Work to complete -
Render the data from its first line through the line containing "266, 360, 335]" as a numbered list, including both ends and leaving out any blank lines.

━━ Information supplied ━━

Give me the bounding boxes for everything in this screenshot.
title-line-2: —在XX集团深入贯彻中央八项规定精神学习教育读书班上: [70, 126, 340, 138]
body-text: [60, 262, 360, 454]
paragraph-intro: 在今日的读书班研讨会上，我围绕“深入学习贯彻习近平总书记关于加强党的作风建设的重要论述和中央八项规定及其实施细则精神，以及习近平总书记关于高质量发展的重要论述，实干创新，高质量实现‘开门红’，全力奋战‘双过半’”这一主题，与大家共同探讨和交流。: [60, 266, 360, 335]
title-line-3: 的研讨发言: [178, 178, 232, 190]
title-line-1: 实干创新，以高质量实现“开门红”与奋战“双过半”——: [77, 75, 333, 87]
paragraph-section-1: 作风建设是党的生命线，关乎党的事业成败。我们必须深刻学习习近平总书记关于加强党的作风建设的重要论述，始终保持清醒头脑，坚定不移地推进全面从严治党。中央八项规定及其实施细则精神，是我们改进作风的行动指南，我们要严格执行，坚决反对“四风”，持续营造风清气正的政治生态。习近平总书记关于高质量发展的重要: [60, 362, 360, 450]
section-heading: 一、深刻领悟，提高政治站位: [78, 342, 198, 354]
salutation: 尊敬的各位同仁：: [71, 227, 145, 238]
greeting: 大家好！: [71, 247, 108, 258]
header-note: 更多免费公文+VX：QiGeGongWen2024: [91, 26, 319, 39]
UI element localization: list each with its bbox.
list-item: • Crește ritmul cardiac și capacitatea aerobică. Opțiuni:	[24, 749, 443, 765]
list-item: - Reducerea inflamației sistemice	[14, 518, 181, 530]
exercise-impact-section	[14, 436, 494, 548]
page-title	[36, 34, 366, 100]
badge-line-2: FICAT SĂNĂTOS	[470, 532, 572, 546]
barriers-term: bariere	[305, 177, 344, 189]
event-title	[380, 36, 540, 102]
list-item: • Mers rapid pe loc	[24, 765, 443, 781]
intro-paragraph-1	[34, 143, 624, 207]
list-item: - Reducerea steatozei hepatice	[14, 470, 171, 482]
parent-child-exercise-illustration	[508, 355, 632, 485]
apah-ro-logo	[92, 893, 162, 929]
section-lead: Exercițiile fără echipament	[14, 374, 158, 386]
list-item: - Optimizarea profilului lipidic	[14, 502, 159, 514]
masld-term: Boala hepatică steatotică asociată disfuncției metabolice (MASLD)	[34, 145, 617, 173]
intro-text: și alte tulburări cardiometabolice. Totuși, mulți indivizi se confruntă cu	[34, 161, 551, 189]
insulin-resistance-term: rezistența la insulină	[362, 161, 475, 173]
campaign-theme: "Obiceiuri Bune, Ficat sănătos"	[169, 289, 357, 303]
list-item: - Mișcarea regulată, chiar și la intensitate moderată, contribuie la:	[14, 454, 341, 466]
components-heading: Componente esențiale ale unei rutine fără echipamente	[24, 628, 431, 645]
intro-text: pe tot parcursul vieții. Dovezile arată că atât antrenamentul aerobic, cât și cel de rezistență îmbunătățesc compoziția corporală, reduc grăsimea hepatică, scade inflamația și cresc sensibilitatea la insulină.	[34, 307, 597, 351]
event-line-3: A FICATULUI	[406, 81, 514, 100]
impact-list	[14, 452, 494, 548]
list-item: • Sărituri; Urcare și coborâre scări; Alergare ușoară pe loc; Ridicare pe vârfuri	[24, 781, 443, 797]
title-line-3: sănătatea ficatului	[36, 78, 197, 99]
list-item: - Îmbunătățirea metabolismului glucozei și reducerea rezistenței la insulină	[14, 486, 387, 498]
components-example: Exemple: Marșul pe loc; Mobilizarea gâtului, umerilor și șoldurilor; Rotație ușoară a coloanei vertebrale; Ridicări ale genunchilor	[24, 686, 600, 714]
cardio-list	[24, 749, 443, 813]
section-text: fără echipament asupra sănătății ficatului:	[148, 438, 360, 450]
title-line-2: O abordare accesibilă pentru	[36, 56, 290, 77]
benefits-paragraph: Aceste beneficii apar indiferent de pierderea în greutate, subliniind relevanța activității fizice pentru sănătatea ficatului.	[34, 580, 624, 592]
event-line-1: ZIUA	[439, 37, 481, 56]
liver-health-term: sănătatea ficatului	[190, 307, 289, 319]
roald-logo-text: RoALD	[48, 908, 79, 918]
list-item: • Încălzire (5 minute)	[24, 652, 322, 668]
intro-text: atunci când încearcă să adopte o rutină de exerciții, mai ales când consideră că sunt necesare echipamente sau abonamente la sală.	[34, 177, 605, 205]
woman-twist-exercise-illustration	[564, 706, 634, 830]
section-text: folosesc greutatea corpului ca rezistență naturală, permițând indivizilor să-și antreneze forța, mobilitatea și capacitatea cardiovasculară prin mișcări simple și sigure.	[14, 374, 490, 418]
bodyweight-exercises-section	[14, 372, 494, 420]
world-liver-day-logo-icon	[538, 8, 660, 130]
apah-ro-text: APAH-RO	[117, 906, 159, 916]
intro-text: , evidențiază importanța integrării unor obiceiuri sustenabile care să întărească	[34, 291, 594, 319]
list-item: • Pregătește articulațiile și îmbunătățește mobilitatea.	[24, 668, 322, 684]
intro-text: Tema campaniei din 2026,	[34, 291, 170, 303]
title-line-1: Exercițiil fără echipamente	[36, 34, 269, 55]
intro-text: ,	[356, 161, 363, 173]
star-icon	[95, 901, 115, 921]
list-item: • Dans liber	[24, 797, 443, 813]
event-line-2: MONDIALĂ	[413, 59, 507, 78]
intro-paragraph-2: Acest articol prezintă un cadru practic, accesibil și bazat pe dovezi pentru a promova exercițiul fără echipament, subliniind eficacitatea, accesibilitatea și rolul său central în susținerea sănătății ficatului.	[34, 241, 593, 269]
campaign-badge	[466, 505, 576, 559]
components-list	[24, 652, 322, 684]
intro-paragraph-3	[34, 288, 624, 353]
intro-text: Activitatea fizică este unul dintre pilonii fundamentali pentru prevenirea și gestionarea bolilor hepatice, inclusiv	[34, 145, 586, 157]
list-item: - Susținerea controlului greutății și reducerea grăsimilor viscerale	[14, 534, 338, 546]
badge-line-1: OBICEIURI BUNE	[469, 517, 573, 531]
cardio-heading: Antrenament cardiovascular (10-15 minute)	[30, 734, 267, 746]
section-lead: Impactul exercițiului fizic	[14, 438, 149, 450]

━━━

Solution -
1. Give me the bounding boxes for everything in this screenshot.
2. title-line-2: —在XX集团深入贯彻中央八项规定精神学习教育读书班上: [70, 126, 340, 138]
3. body-text: [60, 262, 360, 454]
4. paragraph-intro: 在今日的读书班研讨会上，我围绕“深入学习贯彻习近平总书记关于加强党的作风建设的重要论述和中央八项规定及其实施细则精神，以及习近平总书记关于高质量发展的重要论述，实干创新，高质量实现‘开门红’，全力奋战‘双过半’”这一主题，与大家共同探讨和交流。: [60, 266, 360, 335]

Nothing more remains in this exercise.